> Your task
Give back the full listing, character for character, with no pictures.

> Source data
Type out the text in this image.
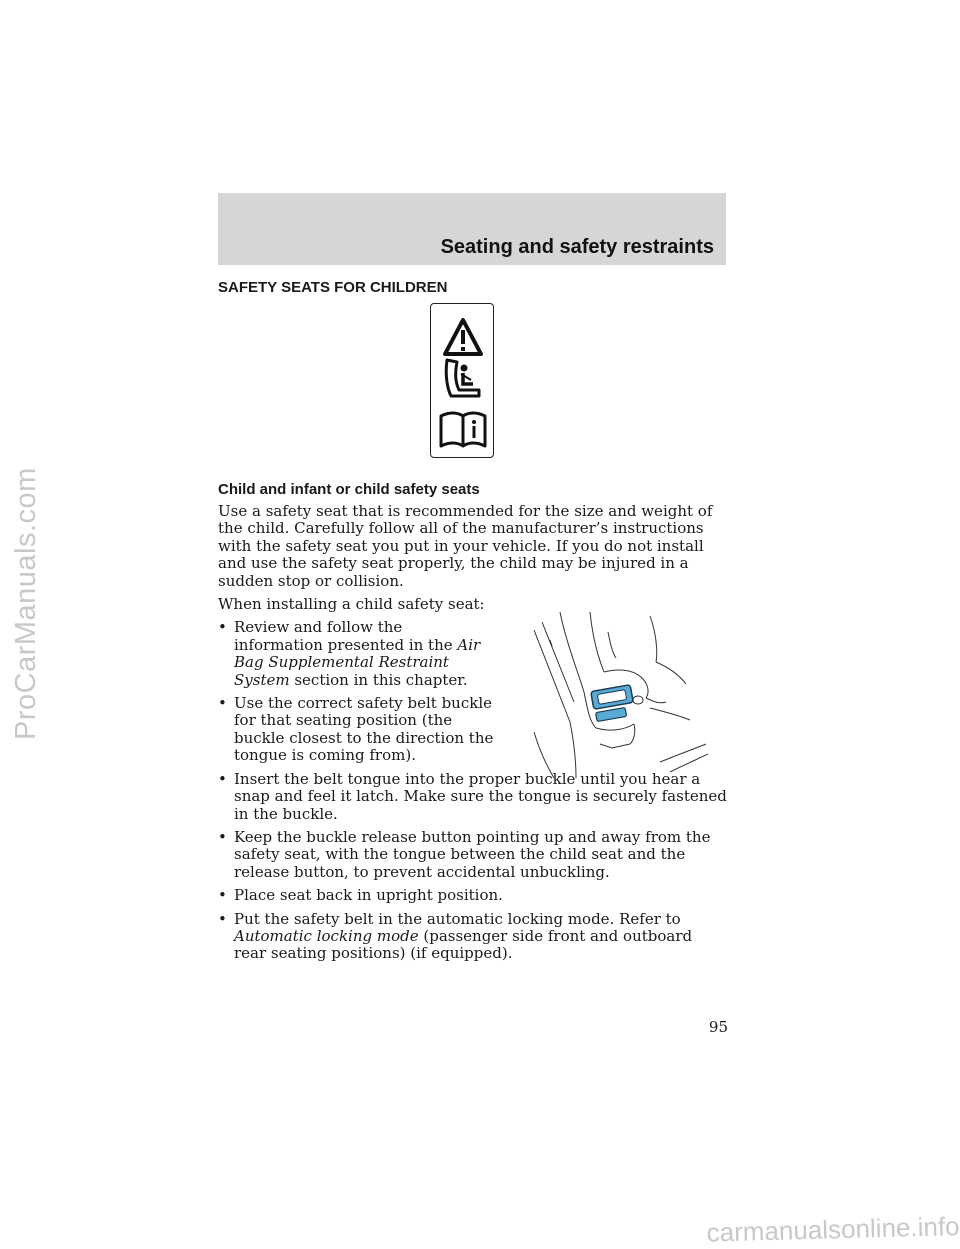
Seating and safety restraints
SAFETY SEATS FOR CHILDREN
Child and infant or child safety seats

Use a safety seat that is recommended for the size and weight of the child. Carefully follow all of the manufacturer’s instructions with the safety seat you put in your vehicle. If you do not install and use the safety seat properly, the child may be injured in a sudden stop or collision.

When installing a child safety seat:

• Review and follow the information presented in the Air Bag Supplemental Restraint System section in this chapter.
• Use the correct safety belt buckle for that seating position (the buckle closest to the direction the tongue is coming from).
• Insert the belt tongue into the proper buckle until you hear a snap and feel it latch. Make sure the tongue is securely fastened in the buckle.
• Keep the buckle release button pointing up and away from the safety seat, with the tongue between the child seat and the release button, to prevent accidental unbuckling.
• Place seat back in upright position.
• Put the safety belt in the automatic locking mode. Refer to Automatic locking mode (passenger side front and outboard rear seating positions) (if equipped).
95
ProCarManuals.com
carmanualsonline.info
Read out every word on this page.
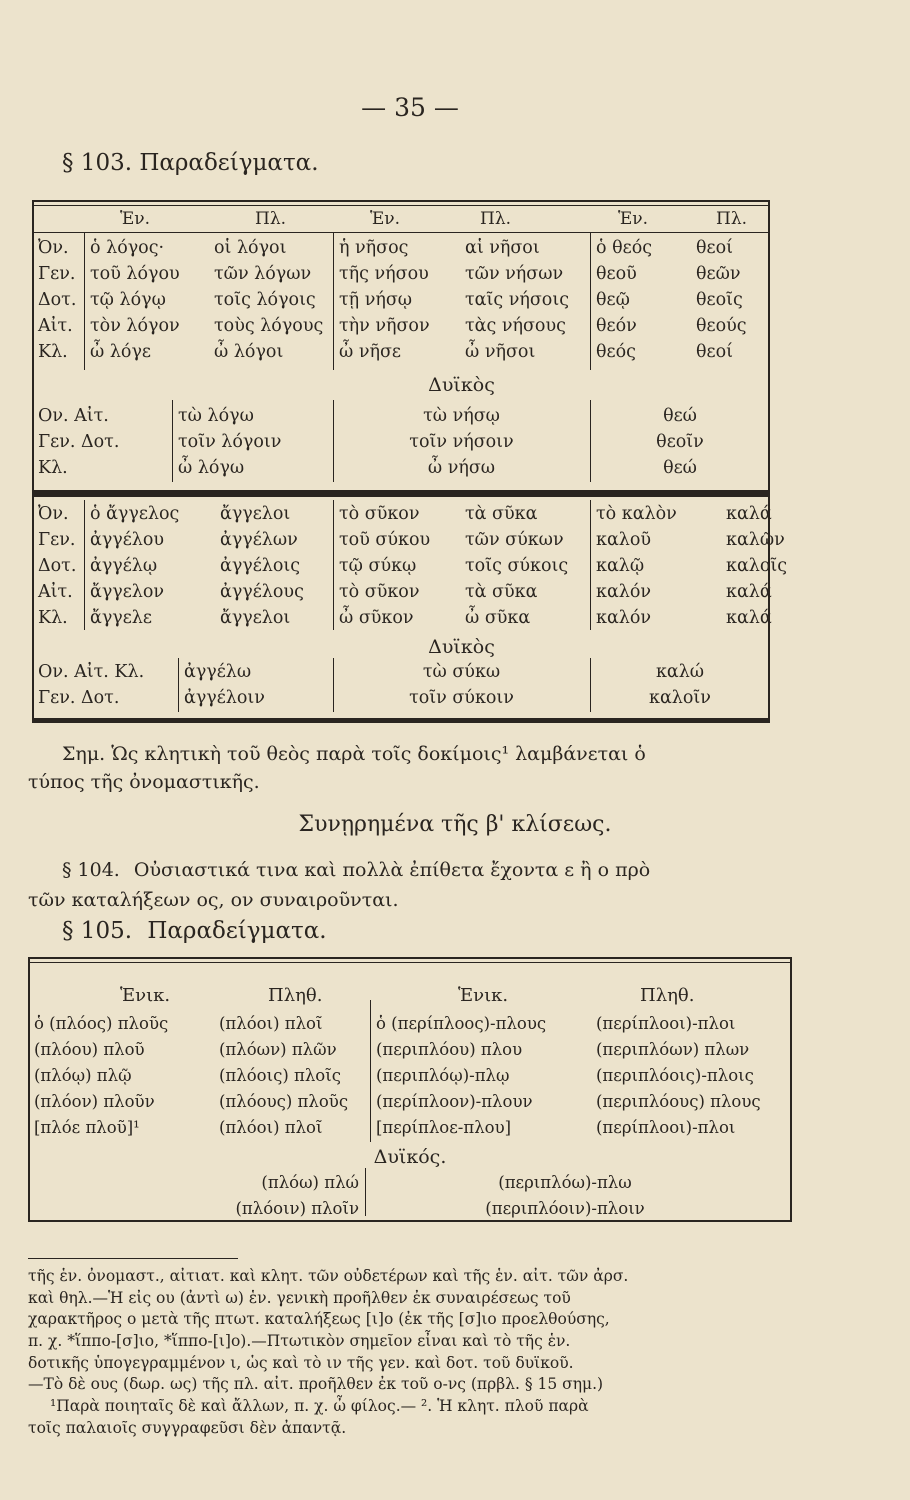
— 35 —
§ 103. Παραδείγματα.
Ἑν.	Πλ.	Ἑν.	Πλ.	Ἑν.	Πλ.
Ὀν.	ὁ λόγος·	οἱ λόγοι	ἡ νῆσος	αἱ νῆσοι	ὁ θεός	θεοί
Γεν.	τοῦ λόγου	τῶν λόγων	τῆς νήσου	τῶν νήσων	θεοῦ	θεῶν
Δοτ.	τῷ λόγῳ	τοῖς λόγοις	τῇ νήσῳ	ταῖς νήσοις	θεῷ	θεοῖς
Αἰτ.	τὸν λόγον	τοὺς λόγους	τὴν νῆσον	τὰς νήσους	θεόν	θεούς
Κλ.	ὦ λόγε	ὦ λόγοι	ὦ νῆσε	ὦ νῆσοι	θεός	θεοί
Δυϊκὸς
Ον. Αἰτ.	τὼ λόγω	τὼ νήσῳ	θεώ
Γεν. Δοτ.	τοῖν λόγοιν	τοῖν νήσοιν	θεοῖν
Κλ.	ὦ λόγω	ὦ νήσω	θεώ
Ὀν.	ὁ ἄγγελος	ἄγγελοι	τὸ σῦκον	τὰ σῦκα	τὸ καλὸν	καλά
Γεν.	ἀγγέλου	ἀγγέλων	τοῦ σύκου	τῶν σύκων	καλοῦ	καλῶν
Δοτ.	ἀγγέλῳ	ἀγγέλοις	τῷ σύκῳ	τοῖς σύκοις	καλῷ	καλοῖς
Αἰτ.	ἄγγελον	ἀγγέλους	τὸ σῦκον	τὰ σῦκα	καλόν	καλά
Κλ.	ἄγγελε	ἄγγελοι	ὦ σῦκον	ὦ σῦκα	καλόν	καλά
Δυϊκὸς
Ον. Αἰτ. Κλ.	ἀγγέλω	τὼ σύκω	καλώ
Γεν. Δοτ.	ἀγγέλοιν	τοῖν σύκοιν	καλοῖν
Σημ. Ὡς κλητικὴ τοῦ θεὸς παρὰ τοῖς δοκίμοις¹ λαμβάνεται ὁ
τύπος τῆς ὀνομαστικῆς.
Συνῃρημένα τῆς β' κλίσεως.
§ 104. Οὐσιαστικά τινα καὶ πολλὰ ἐπίθετα ἔχοντα ε ἢ ο πρὸ
τῶν καταλήξεων ος, ον συναιροῦνται.
§ 105. Παραδείγματα.
Ἑνικ.	Πληθ.	Ἑνικ.	Πληθ.
ὁ (πλόος) πλοῦς	(πλόοι) πλοῖ	ὁ (περίπλοος)-πλους	(περίπλοοι)-πλοι
(πλόου) πλοῦ	(πλόων) πλῶν	(περιπλόου) πλου	(περιπλόων) πλων
(πλόῳ) πλῷ	(πλόοις) πλοῖς	(περιπλόῳ)-πλῳ	(περιπλόοις)-πλοις
(πλόον) πλοῦν	(πλόους) πλοῦς	(περίπλοον)-πλουν	(περιπλόους) πλους
[πλόε πλοῦ]¹	(πλόοι) πλοῖ	[περίπλοε-πλου]	(περίπλοοι)-πλοι
Δυϊκός.
(πλόω) πλώ	(περιπλόω)-πλω
(πλόοιν) πλοῖν	(περιπλόοιν)-πλοιν
τῆς ἑν. ὀνομαστ., αἰτιατ. καὶ κλητ. τῶν οὐδετέρων καὶ τῆς ἑν. αἰτ. τῶν ἀρσ.
καὶ θηλ.—Ἡ εἰς ου (ἀντὶ ω) ἑν. γενικὴ προῆλθεν ἐκ συναιρέσεως τοῦ
χαρακτῆρος ο μετὰ τῆς πτωτ. καταλήξεως [ι]ο (ἐκ τῆς [σ]ιο προελθούσης,
π. χ. *ἵππο-[σ]ιο, *ἵππο-[ι]ο).—Πτωτικὸν σημεῖον εἶναι καὶ τὸ τῆς ἑν.
δοτικῆς ὑπογεγραμμένον ι, ὡς καὶ τὸ ιν τῆς γεν. καὶ δοτ. τοῦ δυϊκοῦ.
—Τὸ δὲ ους (δωρ. ως) τῆς πλ. αἰτ. προῆλθεν ἐκ τοῦ ο-νς (πρβλ. § 15 σημ.)
¹Παρὰ ποιηταῖς δὲ καὶ ἄλλων, π. χ. ὦ φίλος.— ². Ἡ κλητ. πλοῦ παρὰ
τοῖς παλαιοῖς συγγραφεῦσι δὲν ἀπαντᾷ.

> Answer for the task
Type out the text in this image.
Seating and safety restraints
SAFETY SEATS FOR CHILDREN
Child and infant or child safety seats

Use a safety seat that is recommended for the size and weight of the child. Carefully follow all of the manufacturer’s instructions with the safety seat you put in your vehicle. If you do not install and use the safety seat properly, the child may be injured in a sudden stop or collision.

When installing a child safety seat:

• Review and follow the information presented in the Air Bag Supplemental Restraint System section in this chapter.
• Use the correct safety belt buckle for that seating position (the buckle closest to the direction the tongue is coming from).
• Insert the belt tongue into the proper buckle until you hear a snap and feel it latch. Make sure the tongue is securely fastened in the buckle.
• Keep the buckle release button pointing up and away from the safety seat, with the tongue between the child seat and the release button, to prevent accidental unbuckling.
• Place seat back in upright position.
• Put the safety belt in the automatic locking mode. Refer to Automatic locking mode (passenger side front and outboard rear seating positions) (if equipped).
95
ProCarManuals.com
carmanualsonline.info
Read out every word on this page.
— 35 —
§ 103. Παραδείγματα.
Ἑν.	Πλ.	Ἑν.	Πλ.	Ἑν.	Πλ.
Ὀν.	ὁ λόγος·	οἱ λόγοι	ἡ νῆσος	αἱ νῆσοι	ὁ θεός	θεοί
Γεν.	τοῦ λόγου	τῶν λόγων	τῆς νήσου	τῶν νήσων	θεοῦ	θεῶν
Δοτ.	τῷ λόγῳ	τοῖς λόγοις	τῇ νήσῳ	ταῖς νήσοις	θεῷ	θεοῖς
Αἰτ.	τὸν λόγον	τοὺς λόγους	τὴν νῆσον	τὰς νήσους	θεόν	θεούς
Κλ.	ὦ λόγε	ὦ λόγοι	ὦ νῆσε	ὦ νῆσοι	θεός	θεοί
Δυϊκὸς
Ον. Αἰτ.	τὼ λόγω	τὼ νήσῳ	θεώ
Γεν. Δοτ.	τοῖν λόγοιν	τοῖν νήσοιν	θεοῖν
Κλ.	ὦ λόγω	ὦ νήσω	θεώ
Ὀν.	ὁ ἄγγελος	ἄγγελοι	τὸ σῦκον	τὰ σῦκα	τὸ καλὸν	καλά
Γεν.	ἀγγέλου	ἀγγέλων	τοῦ σύκου	τῶν σύκων	καλοῦ	καλῶν
Δοτ.	ἀγγέλῳ	ἀγγέλοις	τῷ σύκῳ	τοῖς σύκοις	καλῷ	καλοῖς
Αἰτ.	ἄγγελον	ἀγγέλους	τὸ σῦκον	τὰ σῦκα	καλόν	καλά
Κλ.	ἄγγελε	ἄγγελοι	ὦ σῦκον	ὦ σῦκα	καλόν	καλά
Δυϊκὸς
Ον. Αἰτ. Κλ.	ἀγγέλω	τὼ σύκω	καλώ
Γεν. Δοτ.	ἀγγέλοιν	τοῖν σύκοιν	καλοῖν
Σημ. Ὡς κλητικὴ τοῦ θεὸς παρὰ τοῖς δοκίμοις¹ λαμβάνεται ὁ
τύπος τῆς ὀνομαστικῆς.
Συνῃρημένα τῆς β' κλίσεως.
§ 104. Οὐσιαστικά τινα καὶ πολλὰ ἐπίθετα ἔχοντα ε ἢ ο πρὸ
τῶν καταλήξεων ος, ον συναιροῦνται.
§ 105. Παραδείγματα.
Ἑνικ.	Πληθ.	Ἑνικ.	Πληθ.
ὁ (πλόος) πλοῦς	(πλόοι) πλοῖ	ὁ (περίπλοος)-πλους	(περίπλοοι)-πλοι
(πλόου) πλοῦ	(πλόων) πλῶν	(περιπλόου) πλου	(περιπλόων) πλων
(πλόῳ) πλῷ	(πλόοις) πλοῖς	(περιπλόῳ)-πλῳ	(περιπλόοις)-πλοις
(πλόον) πλοῦν	(πλόους) πλοῦς	(περίπλοον)-πλουν	(περιπλόους) πλους
[πλόε πλοῦ]¹	(πλόοι) πλοῖ	[περίπλοε-πλου]	(περίπλοοι)-πλοι
Δυϊκός.
(πλόω) πλώ	(περιπλόω)-πλω
(πλόοιν) πλοῖν	(περιπλόοιν)-πλοιν
τῆς ἑν. ὀνομαστ., αἰτιατ. καὶ κλητ. τῶν οὐδετέρων καὶ τῆς ἑν. αἰτ. τῶν ἀρσ.
καὶ θηλ.—Ἡ εἰς ου (ἀντὶ ω) ἑν. γενικὴ προῆλθεν ἐκ συναιρέσεως τοῦ
χαρακτῆρος ο μετὰ τῆς πτωτ. καταλήξεως [ι]ο (ἐκ τῆς [σ]ιο προελθούσης,
π. χ. *ἵππο-[σ]ιο, *ἵππο-[ι]ο).—Πτωτικὸν σημεῖον εἶναι καὶ τὸ τῆς ἑν.
δοτικῆς ὑπογεγραμμένον ι, ὡς καὶ τὸ ιν τῆς γεν. καὶ δοτ. τοῦ δυϊκοῦ.
—Τὸ δὲ ους (δωρ. ως) τῆς πλ. αἰτ. προῆλθεν ἐκ τοῦ ο-νς (πρβλ. § 15 σημ.)
¹Παρὰ ποιηταῖς δὲ καὶ ἄλλων, π. χ. ὦ φίλος.— ². Ἡ κλητ. πλοῦ παρὰ
τοῖς παλαιοῖς συγγραφεῦσι δὲν ἀπαντᾷ.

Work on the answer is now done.